> [Passage shown]:

The worst, Sepúlveda said, was the uncertainty among the families. “People were totally disoriented by the unprecedented situations,” she said.
By being backed up by the cardinal, the Vicariate of Solidarity was able to support victims all over the territory. “The religious metaphor that fueled its work is the story of the Good Samaritan,” said historian Del Villar.
According to the biblical story, a man finds an injured person, and instead of passing by, he stops and heals his wounds. Under this principle, the Vicariate assisted all those in need – regardless of their faith – and organized activities, such as “ollas communes” (soup kitchens), labor exchanges and fasts to denounce disappearances.
Nowadays Chile has one of the largest number of religious disaffiliations on the continent and the Catholic Church never recovered from allegations of clergy sex abuse that erupted in 2010. During the dictatorship, though, it was a well-respected institution. Pinochet attended Mass every Sunday and said the Our Lady of Mount Carmel saved him from a murder attempt in 1986.
“The church was trying to help Chileans reconcile because the horrors we saw were tremendous,” said Guillermo Hormazábal, a journalist who served as communications director for the Vicariate and later managed a church-owned radio station.
Although the investigative police kidnapped him in 1980, he was released within 24 hours thanks to media pressure exerted by the radio station where he worked.
“The church was the only counterweight to the dictatorship,” he said. “It was a church that was not in the sacristy, but with the people.”
Until democracy returned to Chile in 1990, the church’s social work was a headache for the government. In 1989, a military prosecutor knocked on the door of the Vicariate and demanded that Bishop Segio Valech hand over their files. The bishop refused.
“When the Vicariate closed, the fate of the disappeared was unknown,” said Vergara, the executive secretary of the archive. “Seeing the importance of historical memory and educating on human rights, the cardinal thought that all documentation would be essential for actions of justice and reparation.”
He was right. Thanks to the archives and the work of the National Truth and Reconciliation Commission, many cases were reopened. Survivors and relatives of victims still request documents allowing them to ask for reparations, such as pensions and priority medical care.
“There are also victims who come to remember what happened,” Vergara said. Others seek to share their story with their children.
She recalls a man whose father was arrested in 1973. The son had never met his father, but years later he got to see photos of him thanks to the archives. Looking at his father’s likeness for the first time, the son and his wife — now adults with a boy of their own — were struck by how much their son resembled his grandfather.
The archive has a legal fund compiling more than 85,000 documents, including judicial files and affidavits on deaths, kidnappings or torture, as well as photographs, press clippings and films on human rights.
“The government was saying, ‘This person has not been arrested.’ And even went so far as to say that some had no legal existence,” Vergara said. “The committee kept documents that made it impossible to deny the facts.”
According to Sepúlveda, almost 70% of the victims were registered during the first three months of the dictatorship. “That’s key to understanding why our society was hit so hard,” she said.
Pinochet died in 2006 without being convicted of any crimes. The foundation continues to seek justice by keeping the archive safe and promoting the legacy of the Vicariate.
“In addition, many have never wanted to recognize the seriousness of the coup or the violations of human rights,” Sepúlveda said. “They say, ‘Let’s forget.’”
For thousands like her, it’s impossible. “I would have liked these 50 years to have been different, that society would have understood the need to have a real commitment to human rights and democracy, that the coup would have been rejected by the majority of society.”

> [Recorded information]:
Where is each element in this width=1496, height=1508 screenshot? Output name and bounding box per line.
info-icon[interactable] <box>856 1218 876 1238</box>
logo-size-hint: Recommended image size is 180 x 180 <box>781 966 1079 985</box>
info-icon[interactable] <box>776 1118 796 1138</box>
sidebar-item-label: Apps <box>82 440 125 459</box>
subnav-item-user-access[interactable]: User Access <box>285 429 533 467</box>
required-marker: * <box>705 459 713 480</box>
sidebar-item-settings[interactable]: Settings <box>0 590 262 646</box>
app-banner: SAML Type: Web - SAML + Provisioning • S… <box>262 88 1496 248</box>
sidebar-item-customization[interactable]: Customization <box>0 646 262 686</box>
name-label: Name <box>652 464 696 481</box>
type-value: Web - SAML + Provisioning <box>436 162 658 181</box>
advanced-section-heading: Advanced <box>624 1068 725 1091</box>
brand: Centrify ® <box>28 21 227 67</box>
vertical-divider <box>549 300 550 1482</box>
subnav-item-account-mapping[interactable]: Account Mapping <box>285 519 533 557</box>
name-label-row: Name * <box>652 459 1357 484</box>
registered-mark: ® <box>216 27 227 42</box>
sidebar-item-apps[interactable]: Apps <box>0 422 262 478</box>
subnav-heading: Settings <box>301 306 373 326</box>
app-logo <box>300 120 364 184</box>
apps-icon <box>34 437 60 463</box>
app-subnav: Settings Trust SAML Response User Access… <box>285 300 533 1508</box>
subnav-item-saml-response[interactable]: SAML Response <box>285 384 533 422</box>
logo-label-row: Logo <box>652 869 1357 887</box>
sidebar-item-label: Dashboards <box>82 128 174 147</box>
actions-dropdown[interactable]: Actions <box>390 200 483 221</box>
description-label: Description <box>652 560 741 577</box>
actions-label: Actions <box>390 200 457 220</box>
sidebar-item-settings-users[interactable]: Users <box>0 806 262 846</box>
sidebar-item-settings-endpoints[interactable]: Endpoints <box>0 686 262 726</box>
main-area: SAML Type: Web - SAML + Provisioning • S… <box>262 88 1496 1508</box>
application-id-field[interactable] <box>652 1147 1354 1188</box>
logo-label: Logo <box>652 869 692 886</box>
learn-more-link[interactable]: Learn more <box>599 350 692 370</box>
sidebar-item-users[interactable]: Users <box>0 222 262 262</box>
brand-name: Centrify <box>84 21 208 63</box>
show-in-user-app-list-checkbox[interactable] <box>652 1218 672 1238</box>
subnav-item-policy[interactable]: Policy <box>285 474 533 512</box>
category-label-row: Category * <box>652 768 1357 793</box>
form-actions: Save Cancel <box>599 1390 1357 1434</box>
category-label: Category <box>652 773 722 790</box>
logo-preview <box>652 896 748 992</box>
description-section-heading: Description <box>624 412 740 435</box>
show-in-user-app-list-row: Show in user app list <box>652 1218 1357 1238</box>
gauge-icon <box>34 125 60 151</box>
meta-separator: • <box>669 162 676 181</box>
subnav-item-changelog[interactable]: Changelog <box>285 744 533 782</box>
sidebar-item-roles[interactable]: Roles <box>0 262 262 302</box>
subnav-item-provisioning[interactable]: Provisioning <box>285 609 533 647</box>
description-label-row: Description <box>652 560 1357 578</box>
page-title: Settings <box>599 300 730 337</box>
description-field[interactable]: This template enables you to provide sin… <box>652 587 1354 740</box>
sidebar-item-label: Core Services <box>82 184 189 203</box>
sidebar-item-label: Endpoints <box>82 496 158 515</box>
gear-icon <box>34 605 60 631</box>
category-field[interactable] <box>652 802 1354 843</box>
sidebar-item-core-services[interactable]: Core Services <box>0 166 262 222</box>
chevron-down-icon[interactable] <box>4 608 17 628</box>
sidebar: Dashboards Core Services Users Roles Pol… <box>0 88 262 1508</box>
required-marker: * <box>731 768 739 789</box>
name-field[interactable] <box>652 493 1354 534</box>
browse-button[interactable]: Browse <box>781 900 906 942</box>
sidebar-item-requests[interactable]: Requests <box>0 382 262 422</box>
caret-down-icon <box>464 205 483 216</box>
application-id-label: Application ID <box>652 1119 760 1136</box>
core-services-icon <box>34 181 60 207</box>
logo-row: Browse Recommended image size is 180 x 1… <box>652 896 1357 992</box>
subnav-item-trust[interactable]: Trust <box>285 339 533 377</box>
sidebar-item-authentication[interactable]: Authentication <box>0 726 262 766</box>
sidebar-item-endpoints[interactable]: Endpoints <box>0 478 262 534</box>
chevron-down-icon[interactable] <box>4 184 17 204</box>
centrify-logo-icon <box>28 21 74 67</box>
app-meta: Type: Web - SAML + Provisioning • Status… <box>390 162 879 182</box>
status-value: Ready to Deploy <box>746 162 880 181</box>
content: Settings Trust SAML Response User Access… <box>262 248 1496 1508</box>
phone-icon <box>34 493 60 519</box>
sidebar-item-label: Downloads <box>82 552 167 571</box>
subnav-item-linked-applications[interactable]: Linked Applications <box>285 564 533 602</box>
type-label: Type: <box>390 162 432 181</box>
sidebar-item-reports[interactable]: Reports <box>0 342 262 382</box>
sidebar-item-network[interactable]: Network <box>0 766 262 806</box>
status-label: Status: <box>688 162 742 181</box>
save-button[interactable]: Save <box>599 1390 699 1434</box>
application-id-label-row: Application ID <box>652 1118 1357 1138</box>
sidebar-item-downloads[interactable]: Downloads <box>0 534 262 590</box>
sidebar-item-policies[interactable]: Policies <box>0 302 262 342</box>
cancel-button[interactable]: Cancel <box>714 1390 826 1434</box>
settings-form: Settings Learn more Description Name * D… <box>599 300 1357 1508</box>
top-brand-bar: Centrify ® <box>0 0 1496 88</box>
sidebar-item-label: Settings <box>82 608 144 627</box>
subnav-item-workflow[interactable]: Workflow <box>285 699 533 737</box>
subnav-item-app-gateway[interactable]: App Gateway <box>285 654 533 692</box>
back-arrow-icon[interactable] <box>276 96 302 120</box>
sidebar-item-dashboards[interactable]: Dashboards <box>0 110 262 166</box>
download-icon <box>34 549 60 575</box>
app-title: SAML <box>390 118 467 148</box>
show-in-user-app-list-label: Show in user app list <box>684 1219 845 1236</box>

> [Instructions to follow]:
In the passage about the Vicariate of Solidarity, how many documents does the archive's legal fund compile? The listing is not needed for this work.

> [Result of this exercise]:
More than 85,000 documents.